### REQUIREMENT A
Locate every line in the records that contains the string "size" and copy each of those lines. Matching is case-sensitive.

Campaign Trail : Part 2

Continuing with the Zinga Team’s weekend just past:

I forgot to mention in the last blog that one of the parts of Friday night’s dinner in Decatur with the Speaker of the House that most pleased me was how our guests seemed to be having a great time just meeting and talking with each other! And how many parts of the 17th they hailed from.

Kate Johnson, personal assistant, and I spent Friday night in Adair with family and headed to Macomb early Saturday for a little business.

By 9:00 a.m. Saturday, we were in Plymouth where they were holding Old Settler’s Days. We wanted to meet up with Randy White, Hancock County coordinator, who was covering the Disney-themed parade in Plymouth for us complete with a full scale model of a stagecoach and horse, and with several young people walking for Zinga in the parade that morning.

Then Kate and I traveled on up the road to meet up with Kyle and Joe, two WIU students and friends of the campaign, in Laharpe for THEIR parade to celebrate Laharpe Days. It’s always a large and well-organized parade and this year was no different. We’re getting to be quite the assembly line on blowing up balloons!

### REQUIREMENT B
Write out the campaign blog post word for word, beginning at the words "Kate Johnson, personal" and stopping after the words "blowing up balloons!".

Element location data:

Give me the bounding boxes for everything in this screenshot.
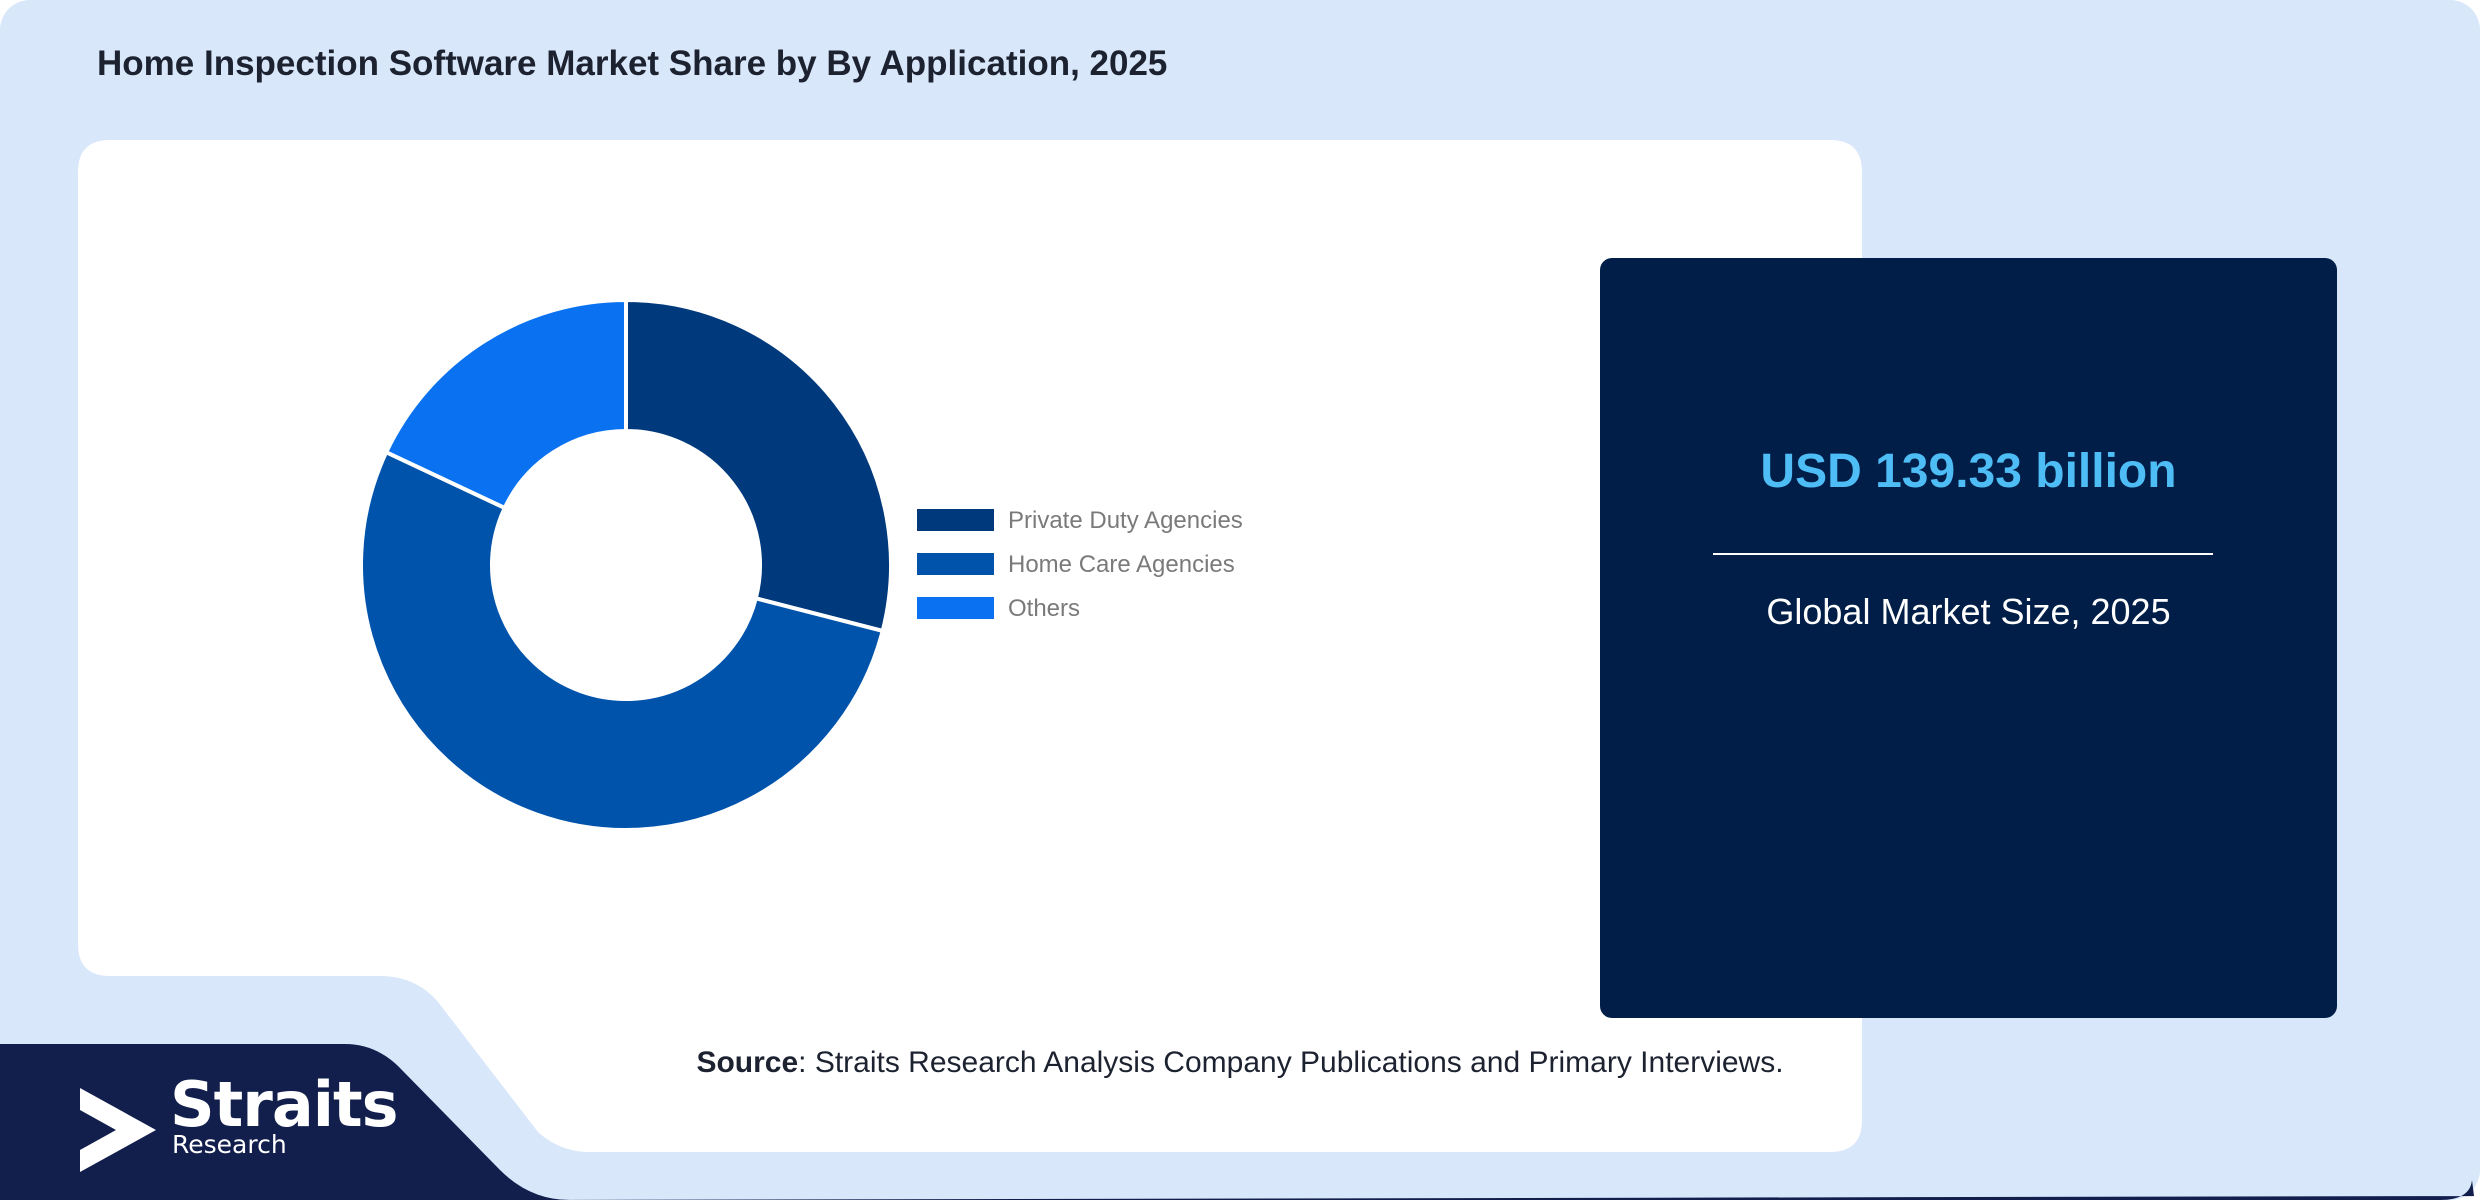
page-title: Home Inspection Software Market Share by… bbox=[97, 44, 1168, 83]
source-note: Source: Straits Research Analysis Compan… bbox=[0, 1046, 2480, 1080]
legend-label: Others bbox=[1008, 595, 1080, 622]
donut-slice-home-care-agencies bbox=[359, 449, 886, 832]
straits-logo-icon bbox=[80, 1088, 156, 1172]
chart-legend: Private Duty Agencies Home Care Agencies O… bbox=[917, 507, 1243, 622]
donut-chart: Private Duty Agencies Home Care Agencies O… bbox=[359, 297, 1243, 832]
brand-subname: Research bbox=[172, 1130, 287, 1159]
market-size-card: USD 139.33 billion Global Market Size, 2… bbox=[1600, 258, 2337, 1018]
market-size-value: USD 139.33 billion bbox=[1760, 445, 2177, 498]
source-label: Source bbox=[696, 1046, 799, 1079]
footer-bottom-line bbox=[540, 1180, 2474, 1200]
donut-slices bbox=[359, 297, 893, 832]
market-size-caption: Global Market Size, 2025 bbox=[1766, 591, 2171, 632]
market-divider bbox=[1713, 553, 2213, 555]
donut-slice-private-duty-agencies bbox=[624, 297, 893, 634]
brand-name: Straits bbox=[170, 1068, 398, 1141]
source-text: : Straits Research Analysis Company Publ… bbox=[798, 1046, 1784, 1079]
legend-label: Private Duty Agencies bbox=[1008, 507, 1243, 534]
footer-band bbox=[0, 1044, 570, 1200]
legend-label: Home Care Agencies bbox=[1008, 551, 1235, 578]
legend-swatch bbox=[917, 509, 994, 531]
legend-swatch bbox=[917, 597, 994, 619]
donut-slice-others bbox=[383, 297, 628, 511]
legend-swatch bbox=[917, 553, 994, 575]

### TASK RESULT A
market-size-card: USD 139.33 billion Global Market Size, 2… bbox=[1600, 258, 2337, 1018]
market-size-value: USD 139.33 billion bbox=[1760, 445, 2177, 498]
market-size-caption: Global Market Size, 2025 bbox=[1766, 591, 2171, 632]

### TASK RESULT B
Kate Johnson, personal assistant, and I spent Friday night in Adair with family and headed to Macomb early Saturday for a little business.

By 9:00 a.m. Saturday, we were in Plymouth where they were holding Old Settler’s Days. We wanted to meet up with Randy White, Hancock County coordinator, who was covering the Disney-themed parade in Plymouth for us complete with a full scale model of a stagecoach and horse, and with several young people walking for Zinga in the parade that morning.

Then Kate and I traveled on up the road to meet up with Kyle and Joe, two WIU students and friends of the campaign, in Laharpe for THEIR parade to celebrate Laharpe Days. It’s always a large and well-organized parade and this year was no different. We’re getting to be quite the assembly line on blowing up balloons!